[Source data]
:::::
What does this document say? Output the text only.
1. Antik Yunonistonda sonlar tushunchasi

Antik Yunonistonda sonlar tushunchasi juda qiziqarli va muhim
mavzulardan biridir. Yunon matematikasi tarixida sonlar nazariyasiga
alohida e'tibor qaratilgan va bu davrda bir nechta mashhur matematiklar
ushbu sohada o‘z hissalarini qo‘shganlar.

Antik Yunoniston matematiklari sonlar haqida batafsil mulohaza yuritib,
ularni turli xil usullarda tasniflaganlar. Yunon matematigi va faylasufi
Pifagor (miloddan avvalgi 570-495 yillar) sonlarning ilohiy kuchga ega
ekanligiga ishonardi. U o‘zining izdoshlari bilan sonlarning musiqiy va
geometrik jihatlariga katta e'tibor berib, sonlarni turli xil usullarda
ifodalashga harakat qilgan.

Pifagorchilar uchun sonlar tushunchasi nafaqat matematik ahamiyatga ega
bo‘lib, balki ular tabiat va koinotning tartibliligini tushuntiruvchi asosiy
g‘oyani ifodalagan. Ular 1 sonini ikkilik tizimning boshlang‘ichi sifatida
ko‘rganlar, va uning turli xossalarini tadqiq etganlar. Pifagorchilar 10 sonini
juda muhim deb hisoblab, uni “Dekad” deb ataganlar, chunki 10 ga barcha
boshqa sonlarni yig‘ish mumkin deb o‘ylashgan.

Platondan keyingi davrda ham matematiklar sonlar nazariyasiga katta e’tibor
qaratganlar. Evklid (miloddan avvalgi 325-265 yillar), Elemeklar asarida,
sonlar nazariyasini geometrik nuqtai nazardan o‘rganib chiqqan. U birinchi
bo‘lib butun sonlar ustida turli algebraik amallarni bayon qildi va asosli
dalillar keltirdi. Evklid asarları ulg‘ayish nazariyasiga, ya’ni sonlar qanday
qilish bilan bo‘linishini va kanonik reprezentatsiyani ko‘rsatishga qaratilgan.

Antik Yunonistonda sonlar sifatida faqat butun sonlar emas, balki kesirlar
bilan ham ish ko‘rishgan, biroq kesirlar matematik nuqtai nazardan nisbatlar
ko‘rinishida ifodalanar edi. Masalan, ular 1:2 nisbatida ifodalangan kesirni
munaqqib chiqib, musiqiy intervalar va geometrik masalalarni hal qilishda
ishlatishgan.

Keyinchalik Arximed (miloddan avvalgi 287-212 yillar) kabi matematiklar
:::::
> [Exercise task]: Copy all of the data. Keep every word exactly as it is.

> [Result of this task]:
What does this document say? Output the text only.
1. Antik Yunonistonda sonlar tushunchasi

Antik Yunonistonda sonlar tushunchasi juda qiziqarli va muhim
mavzulardan biridir. Yunon matematikasi tarixida sonlar nazariyasiga
alohida e'tibor qaratilgan va bu davrda bir nechta mashhur matematiklar
ushbu sohada o‘z hissalarini qo‘shganlar.

Antik Yunoniston matematiklari sonlar haqida batafsil mulohaza yuritib,
ularni turli xil usullarda tasniflaganlar. Yunon matematigi va faylasufi
Pifagor (miloddan avvalgi 570-495 yillar) sonlarning ilohiy kuchga ega
ekanligiga ishonardi. U o‘zining izdoshlari bilan sonlarning musiqiy va
geometrik jihatlariga katta e'tibor berib, sonlarni turli xil usullarda
ifodalashga harakat qilgan.

Pifagorchilar uchun sonlar tushunchasi nafaqat matematik ahamiyatga ega
bo‘lib, balki ular tabiat va koinotning tartibliligini tushuntiruvchi asosiy
g‘oyani ifodalagan. Ular 1 sonini ikkilik tizimning boshlang‘ichi sifatida
ko‘rganlar, va uning turli xossalarini tadqiq etganlar. Pifagorchilar 10 sonini
juda muhim deb hisoblab, uni “Dekad” deb ataganlar, chunki 10 ga barcha
boshqa sonlarni yig‘ish mumkin deb o‘ylashgan.

Platondan keyingi davrda ham matematiklar sonlar nazariyasiga katta e’tibor
qaratganlar. Evklid (miloddan avvalgi 325-265 yillar), Elemeklar asarida,
sonlar nazariyasini geometrik nuqtai nazardan o‘rganib chiqqan. U birinchi
bo‘lib butun sonlar ustida turli algebraik amallarni bayon qildi va asosli
dalillar keltirdi. Evklid asarları ulg‘ayish nazariyasiga, ya’ni sonlar qanday
qilish bilan bo‘linishini va kanonik reprezentatsiyani ko‘rsatishga qaratilgan.

Antik Yunonistonda sonlar sifatida faqat butun sonlar emas, balki kesirlar
bilan ham ish ko‘rishgan, biroq kesirlar matematik nuqtai nazardan nisbatlar
ko‘rinishida ifodalanar edi. Masalan, ular 1:2 nisbatida ifodalangan kesirni
munaqqib chiqib, musiqiy intervalar va geometrik masalalarni hal qilishda
ishlatishgan.

Keyinchalik Arximed (miloddan avvalgi 287-212 yillar) kabi matematiklar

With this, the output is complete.